*Aim*: Extract each line where the string "field" shows up.

*Items*:
--------------------
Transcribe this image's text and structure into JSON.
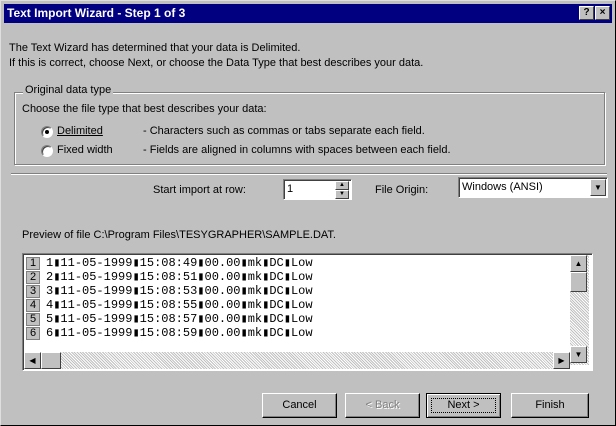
{
  "window": {
    "title": "Text Import Wizard - Step 1 of 3",
    "help_glyph": "?",
    "close_glyph": "×"
  },
  "intro": {
    "line1": "The Text Wizard has determined that your data is Delimited.",
    "line2": "If this is correct, choose Next, or choose the Data Type that best describes your data."
  },
  "original_data_type": {
    "legend": "Original data type",
    "prompt": "Choose the file type that best describes your data:",
    "options": [
      {
        "label": "Delimited",
        "description": "- Characters such as commas or tabs separate each field.",
        "selected": true
      },
      {
        "label": "Fixed width",
        "description": "- Fields are aligned in columns with spaces between each field.",
        "selected": false
      }
    ]
  },
  "import": {
    "start_row_label": "Start import at row:",
    "start_row_value": "1",
    "file_origin_label": "File Origin:",
    "file_origin_value": "Windows (ANSI)"
  },
  "preview": {
    "label": "Preview of file C:\\Program Files\\TESYGRAPHER\\SAMPLE.DAT.",
    "rows": [
      {
        "num": "1",
        "data": "1▮11-05-1999▮15:08:49▮00.00▮mk▮DC▮Low"
      },
      {
        "num": "2",
        "data": "2▮11-05-1999▮15:08:51▮00.00▮mk▮DC▮Low"
      },
      {
        "num": "3",
        "data": "3▮11-05-1999▮15:08:53▮00.00▮mk▮DC▮Low"
      },
      {
        "num": "4",
        "data": "4▮11-05-1999▮15:08:55▮00.00▮mk▮DC▮Low"
      },
      {
        "num": "5",
        "data": "5▮11-05-1999▮15:08:57▮00.00▮mk▮DC▮Low"
      },
      {
        "num": "6",
        "data": "6▮11-05-1999▮15:08:59▮00.00▮mk▮DC▮Low"
      }
    ]
  },
  "buttons": {
    "cancel": "Cancel",
    "back": "< Back",
    "next": "Next >",
    "finish": "Finish"
  }
}
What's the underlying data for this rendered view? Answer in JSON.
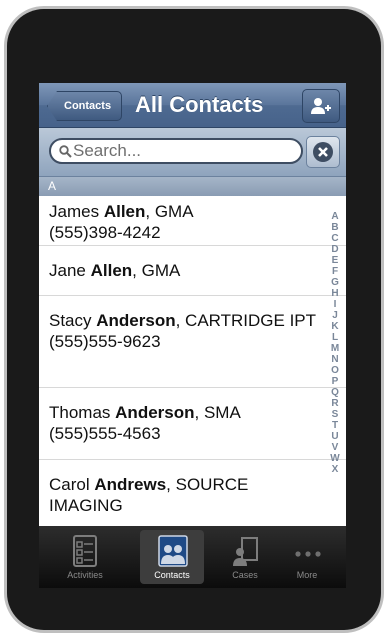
--------------------
*The response*:
        "description": "- Characters such as commas or tabs separate each field.",
        "description": "- Fields are aligned in columns with spaces between each field.",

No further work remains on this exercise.